*** AVAILABLE DATA ***

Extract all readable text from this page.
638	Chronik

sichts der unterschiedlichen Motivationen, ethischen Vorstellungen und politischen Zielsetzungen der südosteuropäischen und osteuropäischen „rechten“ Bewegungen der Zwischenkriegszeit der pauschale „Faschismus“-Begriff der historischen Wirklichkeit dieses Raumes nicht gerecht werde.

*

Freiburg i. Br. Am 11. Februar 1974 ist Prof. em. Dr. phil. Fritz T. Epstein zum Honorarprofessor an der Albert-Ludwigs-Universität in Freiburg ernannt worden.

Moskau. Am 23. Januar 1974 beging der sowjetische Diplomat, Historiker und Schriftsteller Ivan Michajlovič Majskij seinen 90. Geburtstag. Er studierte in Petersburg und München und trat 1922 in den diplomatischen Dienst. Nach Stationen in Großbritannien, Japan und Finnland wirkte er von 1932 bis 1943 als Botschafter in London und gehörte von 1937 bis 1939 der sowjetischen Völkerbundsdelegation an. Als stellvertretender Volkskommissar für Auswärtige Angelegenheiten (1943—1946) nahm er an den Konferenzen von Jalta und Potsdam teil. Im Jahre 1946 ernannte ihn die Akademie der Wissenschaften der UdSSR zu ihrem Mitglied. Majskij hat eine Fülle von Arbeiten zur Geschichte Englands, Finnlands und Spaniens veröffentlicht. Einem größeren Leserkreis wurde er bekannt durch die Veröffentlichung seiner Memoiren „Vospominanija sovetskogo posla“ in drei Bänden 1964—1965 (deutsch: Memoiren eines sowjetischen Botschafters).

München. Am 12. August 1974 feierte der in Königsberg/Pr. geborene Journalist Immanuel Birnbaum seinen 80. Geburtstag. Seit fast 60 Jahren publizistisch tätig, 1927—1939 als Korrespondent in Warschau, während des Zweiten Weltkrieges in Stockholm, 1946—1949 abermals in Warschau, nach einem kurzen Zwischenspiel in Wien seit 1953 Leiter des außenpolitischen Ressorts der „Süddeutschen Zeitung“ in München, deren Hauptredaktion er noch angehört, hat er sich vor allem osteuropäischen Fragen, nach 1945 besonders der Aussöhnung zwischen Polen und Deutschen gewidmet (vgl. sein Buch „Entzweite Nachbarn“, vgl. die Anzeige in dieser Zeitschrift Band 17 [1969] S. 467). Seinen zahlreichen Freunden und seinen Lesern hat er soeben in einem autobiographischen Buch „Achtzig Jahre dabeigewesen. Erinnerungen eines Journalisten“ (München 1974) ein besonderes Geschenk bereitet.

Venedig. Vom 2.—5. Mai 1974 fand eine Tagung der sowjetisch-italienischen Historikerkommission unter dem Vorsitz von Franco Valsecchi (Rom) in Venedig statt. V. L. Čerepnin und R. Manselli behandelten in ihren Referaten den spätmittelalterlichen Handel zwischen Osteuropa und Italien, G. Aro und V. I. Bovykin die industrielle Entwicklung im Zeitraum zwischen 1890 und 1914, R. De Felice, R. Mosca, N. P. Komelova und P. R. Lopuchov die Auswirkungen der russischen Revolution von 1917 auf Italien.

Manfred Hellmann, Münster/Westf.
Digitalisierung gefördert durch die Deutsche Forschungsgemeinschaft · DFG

***

> **REQUEST**:
Read the data above and pull out each line that holds the string "durch".

> **WORKED ANSWER**:
Moskau. Am 23. Januar 1974 beging der sowjetische Diplomat, Historiker und Schriftsteller Ivan Michajlovič Majskij seinen 90. Geburtstag. Er studierte in Petersburg und München und trat 1922 in den diplomatischen Dienst. Nach Stationen in Großbritannien, Japan und Finnland wirkte er von 1932 bis 1943 als Botschafter in London und gehörte von 1937 bis 1939 der sowjetischen Völkerbundsdelegation an. Als stellvertretender Volkskommissar für Auswärtige Angelegenheiten (1943—1946) nahm er an den Konferenzen von Jalta und Potsdam teil. Im Jahre 1946 ernannte ihn die Akademie der Wissenschaften der UdSSR zu ihrem Mitglied. Majskij hat eine Fülle von Arbeiten zur Geschichte Englands, Finnlands und Spaniens veröffentlicht. Einem größeren Leserkreis wurde er bekannt durch die Veröffentlichung seiner Memoiren „Vospominanija sovetskogo posla“ in drei Bänden 1964—1965 (deutsch: Memoiren eines sowjetischen Botschafters).
Digitalisierung gefördert durch die Deutsche Forschungsgemeinschaft · DFG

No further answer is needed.